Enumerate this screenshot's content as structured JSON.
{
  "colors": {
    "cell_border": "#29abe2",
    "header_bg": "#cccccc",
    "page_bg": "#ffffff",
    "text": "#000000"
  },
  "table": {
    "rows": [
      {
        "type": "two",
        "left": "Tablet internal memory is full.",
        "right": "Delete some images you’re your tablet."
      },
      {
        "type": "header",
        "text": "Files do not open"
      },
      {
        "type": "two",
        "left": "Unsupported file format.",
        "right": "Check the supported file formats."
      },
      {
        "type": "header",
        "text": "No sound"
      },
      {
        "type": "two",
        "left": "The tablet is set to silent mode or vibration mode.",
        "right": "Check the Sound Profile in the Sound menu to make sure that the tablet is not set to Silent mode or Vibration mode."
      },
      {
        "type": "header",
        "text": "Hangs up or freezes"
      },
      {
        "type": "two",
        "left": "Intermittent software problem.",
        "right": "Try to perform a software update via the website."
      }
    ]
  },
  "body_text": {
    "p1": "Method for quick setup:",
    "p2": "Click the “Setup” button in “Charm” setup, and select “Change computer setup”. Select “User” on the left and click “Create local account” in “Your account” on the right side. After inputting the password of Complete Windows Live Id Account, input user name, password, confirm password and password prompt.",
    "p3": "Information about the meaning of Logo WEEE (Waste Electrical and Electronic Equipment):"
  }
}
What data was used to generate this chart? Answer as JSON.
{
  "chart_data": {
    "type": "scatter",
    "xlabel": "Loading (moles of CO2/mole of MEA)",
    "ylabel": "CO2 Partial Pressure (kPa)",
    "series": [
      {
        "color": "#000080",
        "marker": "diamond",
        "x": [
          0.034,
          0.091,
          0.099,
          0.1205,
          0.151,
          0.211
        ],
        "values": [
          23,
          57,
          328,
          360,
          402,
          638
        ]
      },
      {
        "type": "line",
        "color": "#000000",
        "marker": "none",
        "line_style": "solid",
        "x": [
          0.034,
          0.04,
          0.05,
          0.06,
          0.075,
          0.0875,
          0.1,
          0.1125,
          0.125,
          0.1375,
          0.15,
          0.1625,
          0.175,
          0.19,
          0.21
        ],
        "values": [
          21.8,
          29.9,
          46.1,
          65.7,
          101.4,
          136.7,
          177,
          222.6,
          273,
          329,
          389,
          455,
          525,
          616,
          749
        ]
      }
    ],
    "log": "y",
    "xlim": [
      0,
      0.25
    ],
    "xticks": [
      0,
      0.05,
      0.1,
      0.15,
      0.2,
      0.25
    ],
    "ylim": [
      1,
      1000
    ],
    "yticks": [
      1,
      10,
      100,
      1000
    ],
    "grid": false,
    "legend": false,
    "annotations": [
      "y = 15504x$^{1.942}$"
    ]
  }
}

----------

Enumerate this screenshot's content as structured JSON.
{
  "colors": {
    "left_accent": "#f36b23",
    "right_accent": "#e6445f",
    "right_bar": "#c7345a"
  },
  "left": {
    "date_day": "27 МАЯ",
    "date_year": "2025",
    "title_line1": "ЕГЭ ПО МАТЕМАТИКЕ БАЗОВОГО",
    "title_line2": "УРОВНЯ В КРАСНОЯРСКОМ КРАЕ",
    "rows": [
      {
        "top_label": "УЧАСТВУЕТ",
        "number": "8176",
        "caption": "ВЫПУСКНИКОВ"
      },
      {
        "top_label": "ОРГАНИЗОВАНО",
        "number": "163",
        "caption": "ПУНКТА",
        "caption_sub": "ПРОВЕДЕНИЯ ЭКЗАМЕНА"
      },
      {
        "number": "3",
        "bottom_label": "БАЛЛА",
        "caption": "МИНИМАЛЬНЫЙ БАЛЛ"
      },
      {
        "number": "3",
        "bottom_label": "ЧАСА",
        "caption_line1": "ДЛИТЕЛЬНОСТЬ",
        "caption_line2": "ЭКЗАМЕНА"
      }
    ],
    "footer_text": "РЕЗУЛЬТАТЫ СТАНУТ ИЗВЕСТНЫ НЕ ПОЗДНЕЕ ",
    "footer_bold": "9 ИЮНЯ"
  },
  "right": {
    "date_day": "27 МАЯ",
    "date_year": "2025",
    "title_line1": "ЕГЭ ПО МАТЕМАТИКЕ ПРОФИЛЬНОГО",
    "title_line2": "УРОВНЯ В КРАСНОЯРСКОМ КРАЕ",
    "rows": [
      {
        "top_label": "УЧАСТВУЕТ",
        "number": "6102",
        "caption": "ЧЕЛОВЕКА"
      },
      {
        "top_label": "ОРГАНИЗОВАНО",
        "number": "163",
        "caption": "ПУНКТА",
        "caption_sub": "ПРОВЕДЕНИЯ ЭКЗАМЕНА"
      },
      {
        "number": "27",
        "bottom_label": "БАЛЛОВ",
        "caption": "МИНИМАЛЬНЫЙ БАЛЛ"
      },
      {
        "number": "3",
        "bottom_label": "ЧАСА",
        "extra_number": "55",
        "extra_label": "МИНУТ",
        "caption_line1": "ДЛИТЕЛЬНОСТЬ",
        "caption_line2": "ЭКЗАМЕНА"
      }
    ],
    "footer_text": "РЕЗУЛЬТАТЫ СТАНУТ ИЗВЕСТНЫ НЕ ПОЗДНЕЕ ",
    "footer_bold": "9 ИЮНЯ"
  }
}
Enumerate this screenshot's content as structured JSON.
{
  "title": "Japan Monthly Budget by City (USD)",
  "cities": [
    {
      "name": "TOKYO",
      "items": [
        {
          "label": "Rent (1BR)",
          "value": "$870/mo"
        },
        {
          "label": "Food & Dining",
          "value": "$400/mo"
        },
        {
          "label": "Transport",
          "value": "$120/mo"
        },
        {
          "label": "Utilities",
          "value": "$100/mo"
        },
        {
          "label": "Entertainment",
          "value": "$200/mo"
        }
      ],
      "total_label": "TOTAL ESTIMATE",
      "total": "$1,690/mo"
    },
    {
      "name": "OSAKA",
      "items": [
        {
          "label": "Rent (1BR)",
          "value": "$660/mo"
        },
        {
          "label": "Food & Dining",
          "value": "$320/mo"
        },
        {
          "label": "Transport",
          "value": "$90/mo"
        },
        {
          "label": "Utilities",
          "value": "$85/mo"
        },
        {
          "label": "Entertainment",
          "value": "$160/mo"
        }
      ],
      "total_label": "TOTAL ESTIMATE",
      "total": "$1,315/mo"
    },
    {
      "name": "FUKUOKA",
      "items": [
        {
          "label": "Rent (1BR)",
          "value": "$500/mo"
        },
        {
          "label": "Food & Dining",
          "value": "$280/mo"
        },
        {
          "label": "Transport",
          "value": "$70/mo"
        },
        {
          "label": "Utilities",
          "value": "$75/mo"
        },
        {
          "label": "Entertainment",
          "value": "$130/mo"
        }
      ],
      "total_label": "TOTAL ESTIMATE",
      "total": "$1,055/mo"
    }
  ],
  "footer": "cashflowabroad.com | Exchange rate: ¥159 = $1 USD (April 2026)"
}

----------

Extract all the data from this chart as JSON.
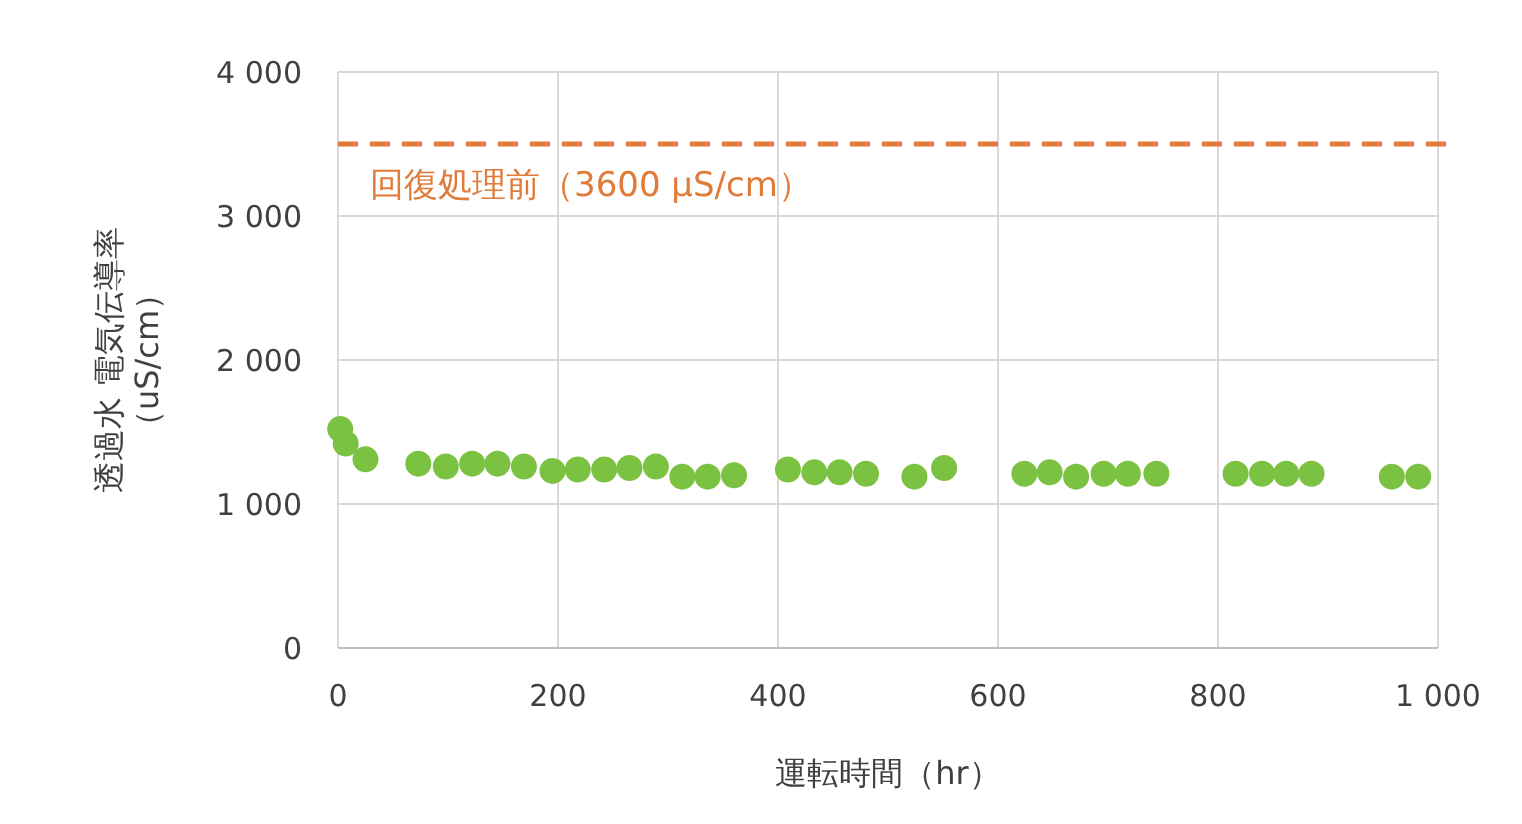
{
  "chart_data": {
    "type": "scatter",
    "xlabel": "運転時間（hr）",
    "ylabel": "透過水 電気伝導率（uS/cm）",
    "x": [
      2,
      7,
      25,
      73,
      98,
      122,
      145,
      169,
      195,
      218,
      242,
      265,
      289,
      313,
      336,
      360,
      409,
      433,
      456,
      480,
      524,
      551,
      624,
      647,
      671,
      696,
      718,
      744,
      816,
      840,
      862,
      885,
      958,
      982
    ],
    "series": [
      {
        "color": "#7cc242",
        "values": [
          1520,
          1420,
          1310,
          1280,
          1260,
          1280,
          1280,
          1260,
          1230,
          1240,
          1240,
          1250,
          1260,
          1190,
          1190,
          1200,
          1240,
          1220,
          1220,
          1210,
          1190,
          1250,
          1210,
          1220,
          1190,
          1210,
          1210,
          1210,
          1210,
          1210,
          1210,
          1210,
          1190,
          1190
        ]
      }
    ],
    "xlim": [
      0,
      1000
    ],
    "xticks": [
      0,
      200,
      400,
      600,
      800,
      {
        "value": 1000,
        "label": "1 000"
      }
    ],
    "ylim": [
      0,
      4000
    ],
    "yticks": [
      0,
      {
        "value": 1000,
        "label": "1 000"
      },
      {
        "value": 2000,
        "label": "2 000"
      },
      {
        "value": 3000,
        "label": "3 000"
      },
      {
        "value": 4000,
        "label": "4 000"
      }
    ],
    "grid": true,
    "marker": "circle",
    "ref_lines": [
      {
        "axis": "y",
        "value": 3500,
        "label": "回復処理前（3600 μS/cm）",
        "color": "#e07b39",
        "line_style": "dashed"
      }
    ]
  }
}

----------

### Problem statement
Gather from the records above every line containing the string "software".

### Written solution
        "left": "Intermittent software problem.",
        "right": "Try to perform a software update via the website."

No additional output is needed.